Reproduce all entries word for word.

----- EXTRACTED INFORMATION

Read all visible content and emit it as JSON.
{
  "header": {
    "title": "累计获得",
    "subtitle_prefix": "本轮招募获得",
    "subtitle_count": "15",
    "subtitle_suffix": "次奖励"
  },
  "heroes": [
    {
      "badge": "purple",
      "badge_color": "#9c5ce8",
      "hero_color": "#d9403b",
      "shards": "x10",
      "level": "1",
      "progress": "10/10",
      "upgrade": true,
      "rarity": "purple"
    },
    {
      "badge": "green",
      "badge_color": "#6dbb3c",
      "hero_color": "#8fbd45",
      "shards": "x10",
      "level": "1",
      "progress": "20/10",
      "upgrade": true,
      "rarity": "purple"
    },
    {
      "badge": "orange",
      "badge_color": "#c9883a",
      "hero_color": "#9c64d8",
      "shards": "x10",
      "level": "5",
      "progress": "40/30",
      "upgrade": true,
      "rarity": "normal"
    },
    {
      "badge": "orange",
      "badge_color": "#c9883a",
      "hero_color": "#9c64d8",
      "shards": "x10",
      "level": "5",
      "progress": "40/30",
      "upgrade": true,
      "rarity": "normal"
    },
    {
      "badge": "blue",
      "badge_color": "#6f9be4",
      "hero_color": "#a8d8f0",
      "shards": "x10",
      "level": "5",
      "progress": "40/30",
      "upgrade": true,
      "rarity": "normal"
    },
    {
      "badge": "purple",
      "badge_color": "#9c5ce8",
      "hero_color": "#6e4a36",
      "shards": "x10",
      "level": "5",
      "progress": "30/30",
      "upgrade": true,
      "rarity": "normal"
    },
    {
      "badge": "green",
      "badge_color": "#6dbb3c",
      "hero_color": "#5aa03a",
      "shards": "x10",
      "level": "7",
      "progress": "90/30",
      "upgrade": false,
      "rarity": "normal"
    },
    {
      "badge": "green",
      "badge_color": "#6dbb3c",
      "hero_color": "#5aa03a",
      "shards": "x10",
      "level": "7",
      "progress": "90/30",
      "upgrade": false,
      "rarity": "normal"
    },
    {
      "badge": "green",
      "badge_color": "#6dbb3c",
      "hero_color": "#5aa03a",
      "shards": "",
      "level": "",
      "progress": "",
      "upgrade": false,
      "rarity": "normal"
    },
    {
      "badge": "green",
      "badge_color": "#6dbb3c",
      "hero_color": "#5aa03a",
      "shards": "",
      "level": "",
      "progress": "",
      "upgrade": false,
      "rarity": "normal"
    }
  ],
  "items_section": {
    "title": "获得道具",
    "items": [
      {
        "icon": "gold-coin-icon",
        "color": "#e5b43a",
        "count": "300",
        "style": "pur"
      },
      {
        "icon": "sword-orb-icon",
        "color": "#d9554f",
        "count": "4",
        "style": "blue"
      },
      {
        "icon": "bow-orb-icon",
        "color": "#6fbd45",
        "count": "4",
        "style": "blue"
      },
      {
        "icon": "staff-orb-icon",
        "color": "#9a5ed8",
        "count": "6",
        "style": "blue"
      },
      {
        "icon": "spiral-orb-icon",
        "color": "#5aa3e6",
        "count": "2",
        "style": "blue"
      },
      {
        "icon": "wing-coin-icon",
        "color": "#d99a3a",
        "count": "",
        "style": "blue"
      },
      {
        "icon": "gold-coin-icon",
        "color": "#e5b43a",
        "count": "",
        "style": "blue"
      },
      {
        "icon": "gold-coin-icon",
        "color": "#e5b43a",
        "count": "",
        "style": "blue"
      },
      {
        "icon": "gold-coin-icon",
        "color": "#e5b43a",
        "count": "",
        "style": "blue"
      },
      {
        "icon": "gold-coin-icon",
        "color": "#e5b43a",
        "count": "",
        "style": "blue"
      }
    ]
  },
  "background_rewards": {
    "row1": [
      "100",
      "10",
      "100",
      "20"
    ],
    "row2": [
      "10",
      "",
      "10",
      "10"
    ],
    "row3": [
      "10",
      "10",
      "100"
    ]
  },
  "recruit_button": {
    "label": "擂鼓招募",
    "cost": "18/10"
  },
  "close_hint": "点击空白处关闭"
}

----------

__EXPECTED ANSWER__:
Read all visible content and emit it as JSON.
{
  "header": {
    "title": "累计获得",
    "subtitle_prefix": "本轮招募获得",
    "subtitle_count": "15",
    "subtitle_suffix": "次奖励"
  },
  "heroes": [
    {
      "badge": "purple",
      "badge_color": "#9c5ce8",
      "hero_color": "#d9403b",
      "shards": "x10",
      "level": "1",
      "progress": "10/10",
      "upgrade": true,
      "rarity": "purple"
    },
    {
      "badge": "green",
      "badge_color": "#6dbb3c",
      "hero_color": "#8fbd45",
      "shards": "x10",
      "level": "1",
      "progress": "20/10",
      "upgrade": true,
      "rarity": "purple"
    },
    {
      "badge": "orange",
      "badge_color": "#c9883a",
      "hero_color": "#9c64d8",
      "shards": "x10",
      "level": "5",
      "progress": "40/30",
      "upgrade": true,
      "rarity": "normal"
    },
    {
      "badge": "orange",
      "badge_color": "#c9883a",
      "hero_color": "#9c64d8",
      "shards": "x10",
      "level": "5",
      "progress": "40/30",
      "upgrade": true,
      "rarity": "normal"
    },
    {
      "badge": "blue",
      "badge_color": "#6f9be4",
      "hero_color": "#a8d8f0",
      "shards": "x10",
      "level": "5",
      "progress": "40/30",
      "upgrade": true,
      "rarity": "normal"
    },
    {
      "badge": "purple",
      "badge_color": "#9c5ce8",
      "hero_color": "#6e4a36",
      "shards": "x10",
      "level": "5",
      "progress": "30/30",
      "upgrade": true,
      "rarity": "normal"
    },
    {
      "badge": "green",
      "badge_color": "#6dbb3c",
      "hero_color": "#5aa03a",
      "shards": "x10",
      "level": "7",
      "progress": "90/30",
      "upgrade": false,
      "rarity": "normal"
    },
    {
      "badge": "green",
      "badge_color": "#6dbb3c",
      "hero_color": "#5aa03a",
      "shards": "x10",
      "level": "7",
      "progress": "90/30",
      "upgrade": false,
      "rarity": "normal"
    },
    {
      "badge": "green",
      "badge_color": "#6dbb3c",
      "hero_color": "#5aa03a",
      "shards": "",
      "level": "",
      "progress": "",
      "upgrade": false,
      "rarity": "normal"
    },
    {
      "badge": "green",
      "badge_color": "#6dbb3c",
      "hero_color": "#5aa03a",
      "shards": "",
      "level": "",
      "progress": "",
      "upgrade": false,
      "rarity": "normal"
    }
  ],
  "items_section": {
    "title": "获得道具",
    "items": [
      {
        "icon": "gold-coin-icon",
        "color": "#e5b43a",
        "count": "300",
        "style": "pur"
      },
      {
        "icon": "sword-orb-icon",
        "color": "#d9554f",
        "count": "4",
        "style": "blue"
      },
      {
        "icon": "bow-orb-icon",
        "color": "#6fbd45",
        "count": "4",
        "style": "blue"
      },
      {
        "icon": "staff-orb-icon",
        "color": "#9a5ed8",
        "count": "6",
        "style": "blue"
      },
      {
        "icon": "spiral-orb-icon",
        "color": "#5aa3e6",
        "count": "2",
        "style": "blue"
      },
      {
        "icon": "wing-coin-icon",
        "color": "#d99a3a",
        "count": "",
        "style": "blue"
      },
      {
        "icon": "gold-coin-icon",
        "color": "#e5b43a",
        "count": "",
        "style": "blue"
      },
      {
        "icon": "gold-coin-icon",
        "color": "#e5b43a",
        "count": "",
        "style": "blue"
      },
      {
        "icon": "gold-coin-icon",
        "color": "#e5b43a",
        "count": "",
        "style": "blue"
      },
      {
        "icon": "gold-coin-icon",
        "color": "#e5b43a",
        "count": "",
        "style": "blue"
      }
    ]
  },
  "background_rewards": {
    "row1": [
      "100",
      "10",
      "100",
      "20"
    ],
    "row2": [
      "10",
      "",
      "10",
      "10"
    ],
    "row3": [
      "10",
      "10",
      "100"
    ]
  },
  "recruit_button": {
    "label": "擂鼓招募",
    "cost": "18/10"
  },
  "close_hint": "点击空白处关闭"
}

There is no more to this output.